__EXERCISE BRIEF__
Count every line of the listing where the string "PAREEKSHA" occurs, and reply with the count alone.

Records from a collection
:::::

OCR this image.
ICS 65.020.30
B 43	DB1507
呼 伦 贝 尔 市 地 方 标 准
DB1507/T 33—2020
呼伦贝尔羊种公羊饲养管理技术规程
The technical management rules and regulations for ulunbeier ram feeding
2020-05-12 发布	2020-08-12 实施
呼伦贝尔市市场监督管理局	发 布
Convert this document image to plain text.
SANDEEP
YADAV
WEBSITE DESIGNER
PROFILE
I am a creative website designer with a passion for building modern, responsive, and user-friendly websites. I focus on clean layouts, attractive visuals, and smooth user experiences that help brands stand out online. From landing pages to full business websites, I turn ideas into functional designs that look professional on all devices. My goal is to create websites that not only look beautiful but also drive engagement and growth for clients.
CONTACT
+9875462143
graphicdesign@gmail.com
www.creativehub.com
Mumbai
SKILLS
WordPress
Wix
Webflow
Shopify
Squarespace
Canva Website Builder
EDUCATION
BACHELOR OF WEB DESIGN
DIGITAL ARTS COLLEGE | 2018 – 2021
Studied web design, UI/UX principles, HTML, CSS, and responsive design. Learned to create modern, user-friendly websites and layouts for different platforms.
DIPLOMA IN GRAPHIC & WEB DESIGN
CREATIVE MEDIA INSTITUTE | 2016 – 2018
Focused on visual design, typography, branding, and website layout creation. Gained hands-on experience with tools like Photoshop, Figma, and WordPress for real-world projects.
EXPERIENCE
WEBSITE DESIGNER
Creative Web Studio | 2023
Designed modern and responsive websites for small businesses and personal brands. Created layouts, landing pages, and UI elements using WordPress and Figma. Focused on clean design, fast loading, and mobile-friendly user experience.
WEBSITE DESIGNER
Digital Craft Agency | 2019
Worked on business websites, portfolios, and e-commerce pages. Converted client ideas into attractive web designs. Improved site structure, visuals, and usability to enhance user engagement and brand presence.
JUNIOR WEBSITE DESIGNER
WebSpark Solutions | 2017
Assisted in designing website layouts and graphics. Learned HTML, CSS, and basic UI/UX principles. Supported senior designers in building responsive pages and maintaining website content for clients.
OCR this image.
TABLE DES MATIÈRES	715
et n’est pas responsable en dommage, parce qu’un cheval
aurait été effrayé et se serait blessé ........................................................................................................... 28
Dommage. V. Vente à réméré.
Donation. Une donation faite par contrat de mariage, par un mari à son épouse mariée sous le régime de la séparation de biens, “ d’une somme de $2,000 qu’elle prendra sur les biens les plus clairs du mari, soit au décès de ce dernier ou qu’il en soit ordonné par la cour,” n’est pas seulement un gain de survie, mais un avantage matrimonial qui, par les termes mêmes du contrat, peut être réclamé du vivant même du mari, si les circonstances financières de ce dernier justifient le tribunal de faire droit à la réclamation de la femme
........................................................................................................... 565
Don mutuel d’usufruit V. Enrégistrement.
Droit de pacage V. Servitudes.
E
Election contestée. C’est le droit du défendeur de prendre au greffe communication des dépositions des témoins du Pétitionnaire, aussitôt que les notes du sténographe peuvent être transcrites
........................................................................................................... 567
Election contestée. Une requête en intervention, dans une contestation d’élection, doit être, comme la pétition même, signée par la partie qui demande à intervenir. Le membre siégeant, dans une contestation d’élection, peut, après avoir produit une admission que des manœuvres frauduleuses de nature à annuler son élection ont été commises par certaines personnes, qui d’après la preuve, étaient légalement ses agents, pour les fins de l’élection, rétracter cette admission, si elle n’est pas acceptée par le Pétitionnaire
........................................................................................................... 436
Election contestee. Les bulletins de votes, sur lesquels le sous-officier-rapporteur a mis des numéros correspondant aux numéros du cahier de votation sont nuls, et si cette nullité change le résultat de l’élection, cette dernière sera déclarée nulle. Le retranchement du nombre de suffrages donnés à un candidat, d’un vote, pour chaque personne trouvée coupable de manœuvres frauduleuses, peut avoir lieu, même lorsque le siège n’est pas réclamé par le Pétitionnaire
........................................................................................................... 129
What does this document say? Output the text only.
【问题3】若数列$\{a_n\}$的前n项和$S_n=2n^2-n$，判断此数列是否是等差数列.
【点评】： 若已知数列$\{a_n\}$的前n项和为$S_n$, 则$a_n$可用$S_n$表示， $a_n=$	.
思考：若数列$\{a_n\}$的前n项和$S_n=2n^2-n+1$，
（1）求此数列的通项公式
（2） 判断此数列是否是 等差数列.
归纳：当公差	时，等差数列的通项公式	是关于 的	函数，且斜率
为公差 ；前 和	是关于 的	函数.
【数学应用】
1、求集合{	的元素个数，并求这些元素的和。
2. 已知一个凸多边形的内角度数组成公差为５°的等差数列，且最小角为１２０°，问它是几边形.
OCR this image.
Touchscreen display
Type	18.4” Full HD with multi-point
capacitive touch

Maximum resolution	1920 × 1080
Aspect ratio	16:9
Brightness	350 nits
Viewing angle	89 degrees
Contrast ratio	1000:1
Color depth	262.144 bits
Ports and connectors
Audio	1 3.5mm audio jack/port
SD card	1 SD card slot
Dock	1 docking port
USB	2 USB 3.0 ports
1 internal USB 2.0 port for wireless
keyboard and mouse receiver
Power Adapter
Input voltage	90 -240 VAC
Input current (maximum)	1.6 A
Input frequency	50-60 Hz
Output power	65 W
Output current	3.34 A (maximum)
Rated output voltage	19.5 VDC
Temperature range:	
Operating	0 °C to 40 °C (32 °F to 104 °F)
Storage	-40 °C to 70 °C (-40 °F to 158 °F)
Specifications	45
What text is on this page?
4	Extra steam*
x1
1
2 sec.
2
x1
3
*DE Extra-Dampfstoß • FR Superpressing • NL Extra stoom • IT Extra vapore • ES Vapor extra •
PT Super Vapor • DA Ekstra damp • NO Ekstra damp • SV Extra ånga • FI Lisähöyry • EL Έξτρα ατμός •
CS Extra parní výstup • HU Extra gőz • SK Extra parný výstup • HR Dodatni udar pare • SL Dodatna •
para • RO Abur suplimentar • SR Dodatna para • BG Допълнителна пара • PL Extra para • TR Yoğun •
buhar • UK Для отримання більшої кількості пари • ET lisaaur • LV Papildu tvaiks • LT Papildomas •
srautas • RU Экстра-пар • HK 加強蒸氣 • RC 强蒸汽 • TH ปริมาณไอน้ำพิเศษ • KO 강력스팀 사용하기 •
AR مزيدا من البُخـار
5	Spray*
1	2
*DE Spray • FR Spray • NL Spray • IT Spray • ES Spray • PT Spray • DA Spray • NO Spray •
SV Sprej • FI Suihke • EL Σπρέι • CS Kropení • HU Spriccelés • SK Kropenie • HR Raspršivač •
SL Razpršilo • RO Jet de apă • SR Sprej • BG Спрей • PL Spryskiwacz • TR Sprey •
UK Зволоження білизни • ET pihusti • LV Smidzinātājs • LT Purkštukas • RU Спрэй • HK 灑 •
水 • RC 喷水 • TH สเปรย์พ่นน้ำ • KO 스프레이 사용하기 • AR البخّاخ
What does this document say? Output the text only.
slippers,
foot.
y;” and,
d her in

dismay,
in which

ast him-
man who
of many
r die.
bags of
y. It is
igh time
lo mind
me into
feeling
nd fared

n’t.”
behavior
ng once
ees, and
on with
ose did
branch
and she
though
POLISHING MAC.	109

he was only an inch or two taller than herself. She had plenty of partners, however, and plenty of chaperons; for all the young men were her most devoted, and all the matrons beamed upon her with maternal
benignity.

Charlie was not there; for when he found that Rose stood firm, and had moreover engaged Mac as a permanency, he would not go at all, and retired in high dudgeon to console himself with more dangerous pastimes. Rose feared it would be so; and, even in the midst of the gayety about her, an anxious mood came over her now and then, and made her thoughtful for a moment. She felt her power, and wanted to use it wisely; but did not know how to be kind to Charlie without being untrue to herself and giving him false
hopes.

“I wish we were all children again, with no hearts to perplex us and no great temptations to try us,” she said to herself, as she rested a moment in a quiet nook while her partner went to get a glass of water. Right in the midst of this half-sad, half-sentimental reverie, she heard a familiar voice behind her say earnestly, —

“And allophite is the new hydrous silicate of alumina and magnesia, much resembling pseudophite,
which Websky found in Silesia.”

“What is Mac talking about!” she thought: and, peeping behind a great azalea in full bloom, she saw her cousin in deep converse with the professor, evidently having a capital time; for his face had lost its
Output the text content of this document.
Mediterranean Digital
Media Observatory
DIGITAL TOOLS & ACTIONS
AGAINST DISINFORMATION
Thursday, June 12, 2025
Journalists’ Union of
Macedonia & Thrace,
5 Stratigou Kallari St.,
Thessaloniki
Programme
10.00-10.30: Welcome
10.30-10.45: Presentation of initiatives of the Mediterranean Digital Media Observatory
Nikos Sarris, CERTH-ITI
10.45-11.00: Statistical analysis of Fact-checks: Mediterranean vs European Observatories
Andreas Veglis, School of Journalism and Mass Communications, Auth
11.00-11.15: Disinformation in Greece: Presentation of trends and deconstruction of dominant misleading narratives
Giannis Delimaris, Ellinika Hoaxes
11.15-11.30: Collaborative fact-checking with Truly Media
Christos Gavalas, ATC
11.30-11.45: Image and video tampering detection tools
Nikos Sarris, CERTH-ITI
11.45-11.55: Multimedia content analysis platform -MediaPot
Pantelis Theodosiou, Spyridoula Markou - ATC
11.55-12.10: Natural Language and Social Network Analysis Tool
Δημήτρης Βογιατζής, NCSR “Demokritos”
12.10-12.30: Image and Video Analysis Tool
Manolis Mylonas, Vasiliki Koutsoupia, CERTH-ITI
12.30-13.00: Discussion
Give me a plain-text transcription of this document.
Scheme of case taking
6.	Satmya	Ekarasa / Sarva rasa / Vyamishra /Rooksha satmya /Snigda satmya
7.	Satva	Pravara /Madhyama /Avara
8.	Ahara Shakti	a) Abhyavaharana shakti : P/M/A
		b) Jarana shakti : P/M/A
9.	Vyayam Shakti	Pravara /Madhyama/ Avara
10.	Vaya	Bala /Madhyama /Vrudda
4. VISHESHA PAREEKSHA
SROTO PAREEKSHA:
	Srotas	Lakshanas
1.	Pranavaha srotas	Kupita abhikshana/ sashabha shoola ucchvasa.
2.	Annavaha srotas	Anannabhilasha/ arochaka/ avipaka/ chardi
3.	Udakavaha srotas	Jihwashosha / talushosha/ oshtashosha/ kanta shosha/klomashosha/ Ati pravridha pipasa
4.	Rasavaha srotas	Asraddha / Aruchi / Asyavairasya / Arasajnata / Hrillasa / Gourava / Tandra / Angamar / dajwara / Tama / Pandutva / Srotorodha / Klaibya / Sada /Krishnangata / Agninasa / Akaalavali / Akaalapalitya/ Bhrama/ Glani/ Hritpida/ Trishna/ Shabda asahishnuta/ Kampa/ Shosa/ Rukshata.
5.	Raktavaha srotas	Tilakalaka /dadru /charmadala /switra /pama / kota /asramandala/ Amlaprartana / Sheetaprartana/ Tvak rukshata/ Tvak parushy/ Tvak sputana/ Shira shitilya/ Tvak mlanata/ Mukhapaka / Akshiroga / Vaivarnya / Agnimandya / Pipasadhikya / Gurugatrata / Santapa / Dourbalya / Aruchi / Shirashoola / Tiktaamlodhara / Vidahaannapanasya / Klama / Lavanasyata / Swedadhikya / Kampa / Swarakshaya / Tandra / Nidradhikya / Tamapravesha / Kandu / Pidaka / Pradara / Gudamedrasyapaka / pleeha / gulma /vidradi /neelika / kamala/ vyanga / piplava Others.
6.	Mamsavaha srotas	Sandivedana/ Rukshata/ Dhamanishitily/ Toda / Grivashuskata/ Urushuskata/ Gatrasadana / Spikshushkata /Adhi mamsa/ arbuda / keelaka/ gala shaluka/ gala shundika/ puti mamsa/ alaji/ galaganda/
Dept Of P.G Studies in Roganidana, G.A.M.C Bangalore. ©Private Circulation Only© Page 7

:::::

__RESULT OF THE EXERCISE__
2